::: Extracted entries :::
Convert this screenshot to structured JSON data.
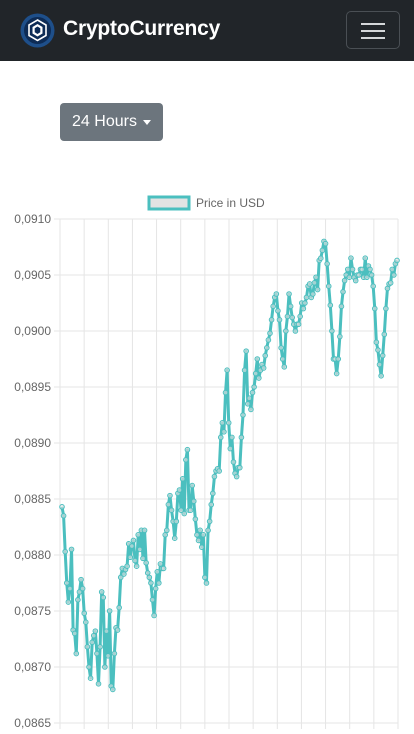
{
  "navbar": {
    "brand": "CryptoCurrency",
    "logo_icon": "crypto-com-lion-logo",
    "menu_icon": "hamburger-menu-icon"
  },
  "range_dropdown": {
    "label": "24 Hours"
  },
  "colors": {
    "navbar_bg": "#212529",
    "button_bg": "#6c757d",
    "line": "#4bbfbf",
    "fill": "#e3e3e3"
  },
  "chart_data": {
    "type": "line",
    "legend": "Price in USD",
    "legend_position": "top",
    "grid": true,
    "ylim": [
      0.0865,
      0.091
    ],
    "yticks": [
      "0,0865",
      "0,0870",
      "0,0875",
      "0,0880",
      "0,0885",
      "0,0890",
      "0,0895",
      "0,0900",
      "0,0905",
      "0,0910"
    ],
    "values": [
      0.08843,
      0.08835,
      0.08803,
      0.08775,
      0.08758,
      0.0877,
      0.08805,
      0.08733,
      0.0873,
      0.08712,
      0.0876,
      0.08767,
      0.08778,
      0.0877,
      0.08748,
      0.0874,
      0.08718,
      0.087,
      0.0869,
      0.08722,
      0.08728,
      0.08732,
      0.08712,
      0.08685,
      0.08718,
      0.08767,
      0.08762,
      0.087,
      0.08732,
      0.0871,
      0.0875,
      0.08683,
      0.0868,
      0.08712,
      0.08735,
      0.08733,
      0.08753,
      0.0878,
      0.08788,
      0.08783,
      0.08787,
      0.0879,
      0.0881,
      0.08798,
      0.08808,
      0.08813,
      0.08795,
      0.0879,
      0.08818,
      0.08805,
      0.08822,
      0.08797,
      0.08822,
      0.08793,
      0.08784,
      0.0878,
      0.08775,
      0.0876,
      0.08746,
      0.0877,
      0.08785,
      0.08775,
      0.08792,
      0.08788,
      0.08788,
      0.08818,
      0.08822,
      0.08845,
      0.08853,
      0.0884,
      0.0883,
      0.08815,
      0.0883,
      0.08855,
      0.08858,
      0.0884,
      0.08868,
      0.08837,
      0.08885,
      0.08894,
      0.0884,
      0.0884,
      0.08862,
      0.08848,
      0.08832,
      0.08818,
      0.08813,
      0.08822,
      0.08807,
      0.08818,
      0.0878,
      0.08775,
      0.08822,
      0.0883,
      0.08845,
      0.08855,
      0.0887,
      0.08875,
      0.08877,
      0.08875,
      0.08905,
      0.08918,
      0.0891,
      0.08945,
      0.08965,
      0.08918,
      0.08895,
      0.08905,
      0.08883,
      0.08873,
      0.0887,
      0.08878,
      0.08878,
      0.08905,
      0.08925,
      0.08965,
      0.08982,
      0.08935,
      0.0894,
      0.0893,
      0.08945,
      0.0895,
      0.08962,
      0.08975,
      0.08958,
      0.08965,
      0.0897,
      0.08967,
      0.08978,
      0.08985,
      0.08992,
      0.08998,
      0.0901,
      0.09022,
      0.0903,
      0.09033,
      0.09018,
      0.0901,
      0.08985,
      0.08975,
      0.08968,
      0.09,
      0.09013,
      0.09033,
      0.09022,
      0.09012,
      0.09006,
      0.09,
      0.09006,
      0.09006,
      0.09013,
      0.09025,
      0.0902,
      0.09025,
      0.0903,
      0.0904,
      0.09042,
      0.0903,
      0.09033,
      0.09043,
      0.09048,
      0.09037,
      0.09063,
      0.09065,
      0.09072,
      0.0908,
      0.09078,
      0.0906,
      0.0904,
      0.09023,
      0.09,
      0.08975,
      0.08975,
      0.08962,
      0.08975,
      0.08995,
      0.09022,
      0.09035,
      0.09045,
      0.0905,
      0.09055,
      0.09048,
      0.09065,
      0.09055,
      0.09048,
      0.09045,
      0.0905,
      0.0905,
      0.09055,
      0.09055,
      0.09048,
      0.09065,
      0.09048,
      0.09058,
      0.09055,
      0.0905,
      0.0904,
      0.0902,
      0.0899,
      0.08983,
      0.0897,
      0.0896,
      0.08978,
      0.08997,
      0.0902,
      0.09038,
      0.09042,
      0.09043,
      0.09055,
      0.0905,
      0.0906,
      0.09063
    ]
  }
}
:::
### Exercise instructions
Transcribe all the records above word for word, without their images.

### In response
Convert this screenshot to structured JSON data.
{
  "navbar": {
    "brand": "CryptoCurrency",
    "logo_icon": "crypto-com-lion-logo",
    "menu_icon": "hamburger-menu-icon"
  },
  "range_dropdown": {
    "label": "24 Hours"
  },
  "colors": {
    "navbar_bg": "#212529",
    "button_bg": "#6c757d",
    "line": "#4bbfbf",
    "fill": "#e3e3e3"
  },
  "chart_data": {
    "type": "line",
    "legend": "Price in USD",
    "legend_position": "top",
    "grid": true,
    "ylim": [
      0.0865,
      0.091
    ],
    "yticks": [
      "0,0865",
      "0,0870",
      "0,0875",
      "0,0880",
      "0,0885",
      "0,0890",
      "0,0895",
      "0,0900",
      "0,0905",
      "0,0910"
    ],
    "values": [
      0.08843,
      0.08835,
      0.08803,
      0.08775,
      0.08758,
      0.0877,
      0.08805,
      0.08733,
      0.0873,
      0.08712,
      0.0876,
      0.08767,
      0.08778,
      0.0877,
      0.08748,
      0.0874,
      0.08718,
      0.087,
      0.0869,
      0.08722,
      0.08728,
      0.08732,
      0.08712,
      0.08685,
      0.08718,
      0.08767,
      0.08762,
      0.087,
      0.08732,
      0.0871,
      0.0875,
      0.08683,
      0.0868,
      0.08712,
      0.08735,
      0.08733,
      0.08753,
      0.0878,
      0.08788,
      0.08783,
      0.08787,
      0.0879,
      0.0881,
      0.08798,
      0.08808,
      0.08813,
      0.08795,
      0.0879,
      0.08818,
      0.08805,
      0.08822,
      0.08797,
      0.08822,
      0.08793,
      0.08784,
      0.0878,
      0.08775,
      0.0876,
      0.08746,
      0.0877,
      0.08785,
      0.08775,
      0.08792,
      0.08788,
      0.08788,
      0.08818,
      0.08822,
      0.08845,
      0.08853,
      0.0884,
      0.0883,
      0.08815,
      0.0883,
      0.08855,
      0.08858,
      0.0884,
      0.08868,
      0.08837,
      0.08885,
      0.08894,
      0.0884,
      0.0884,
      0.08862,
      0.08848,
      0.08832,
      0.08818,
      0.08813,
      0.08822,
      0.08807,
      0.08818,
      0.0878,
      0.08775,
      0.08822,
      0.0883,
      0.08845,
      0.08855,
      0.0887,
      0.08875,
      0.08877,
      0.08875,
      0.08905,
      0.08918,
      0.0891,
      0.08945,
      0.08965,
      0.08918,
      0.08895,
      0.08905,
      0.08883,
      0.08873,
      0.0887,
      0.08878,
      0.08878,
      0.08905,
      0.08925,
      0.08965,
      0.08982,
      0.08935,
      0.0894,
      0.0893,
      0.08945,
      0.0895,
      0.08962,
      0.08975,
      0.08958,
      0.08965,
      0.0897,
      0.08967,
      0.08978,
      0.08985,
      0.08992,
      0.08998,
      0.0901,
      0.09022,
      0.0903,
      0.09033,
      0.09018,
      0.0901,
      0.08985,
      0.08975,
      0.08968,
      0.09,
      0.09013,
      0.09033,
      0.09022,
      0.09012,
      0.09006,
      0.09,
      0.09006,
      0.09006,
      0.09013,
      0.09025,
      0.0902,
      0.09025,
      0.0903,
      0.0904,
      0.09042,
      0.0903,
      0.09033,
      0.09043,
      0.09048,
      0.09037,
      0.09063,
      0.09065,
      0.09072,
      0.0908,
      0.09078,
      0.0906,
      0.0904,
      0.09023,
      0.09,
      0.08975,
      0.08975,
      0.08962,
      0.08975,
      0.08995,
      0.09022,
      0.09035,
      0.09045,
      0.0905,
      0.09055,
      0.09048,
      0.09065,
      0.09055,
      0.09048,
      0.09045,
      0.0905,
      0.0905,
      0.09055,
      0.09055,
      0.09048,
      0.09065,
      0.09048,
      0.09058,
      0.09055,
      0.0905,
      0.0904,
      0.0902,
      0.0899,
      0.08983,
      0.0897,
      0.0896,
      0.08978,
      0.08997,
      0.0902,
      0.09038,
      0.09042,
      0.09043,
      0.09055,
      0.0905,
      0.0906,
      0.09063
    ]
  }
}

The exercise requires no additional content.